## Required work
Write out the records beneath this line exactly as they appear, minus any images.

Stored records
------------------------------------
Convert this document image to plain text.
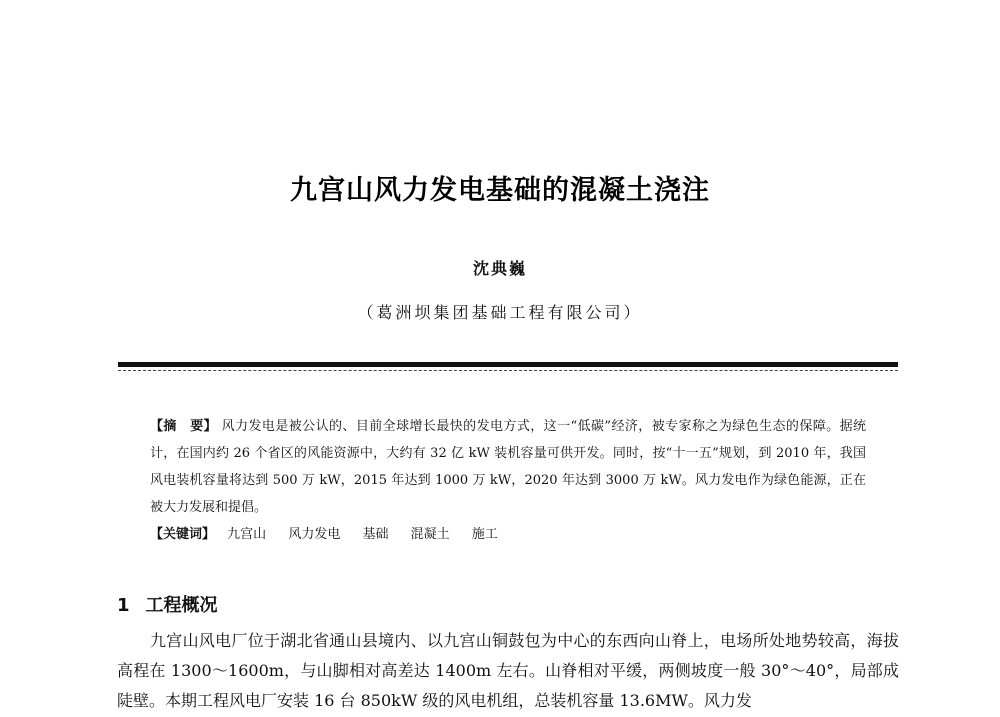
九宫山风力发电基础的混凝土浇注
沈典巍
（葛洲坝集团基础工程有限公司）
【摘　要】 风力发电是被公认的、目前全球增长最快的发电方式，这一“低碳”经济，被专家称之为绿色生态的保障。据统计，在国内约 26 个省区的风能资源中，大约有 32 亿 kW 装机容量可供开发。同时，按“十一五”规划，到 2010 年，我国风电装机容量将达到 500 万 kW，2015 年达到 1000 万 kW，2020 年达到 3000 万 kW。风力发电作为绿色能源，正在被大力发展和提倡。
【关键词】 九宫山 风力发电 基础 混凝土 施工
1 工程概况
九宫山风电厂位于湖北省通山县境内、以九宫山铜鼓包为中心的东西向山脊上，电场所处地势较高，海拔高程在 1300～1600m，与山脚相对高差达 1400m 左右。山脊相对平缓，两侧坡度一般 30°～40°，局部成陡壁。本期工程风电厂安装 16 台 850kW 级的风电机组，总装机容量 13.6MW。风力发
------------------------------------
## Full response
Convert this document image to plain text.
九宫山风力发电基础的混凝土浇注
沈典巍
（葛洲坝集团基础工程有限公司）
【摘　要】 风力发电是被公认的、目前全球增长最快的发电方式，这一“低碳”经济，被专家称之为绿色生态的保障。据统计，在国内约 26 个省区的风能资源中，大约有 32 亿 kW 装机容量可供开发。同时，按“十一五”规划，到 2010 年，我国风电装机容量将达到 500 万 kW，2015 年达到 1000 万 kW，2020 年达到 3000 万 kW。风力发电作为绿色能源，正在被大力发展和提倡。
【关键词】 九宫山 风力发电 基础 混凝土 施工
1 工程概况
九宫山风电厂位于湖北省通山县境内、以九宫山铜鼓包为中心的东西向山脊上，电场所处地势较高，海拔高程在 1300～1600m，与山脚相对高差达 1400m 左右。山脊相对平缓，两侧坡度一般 30°～40°，局部成陡壁。本期工程风电厂安装 16 台 850kW 级的风电机组，总装机容量 13.6MW。风力发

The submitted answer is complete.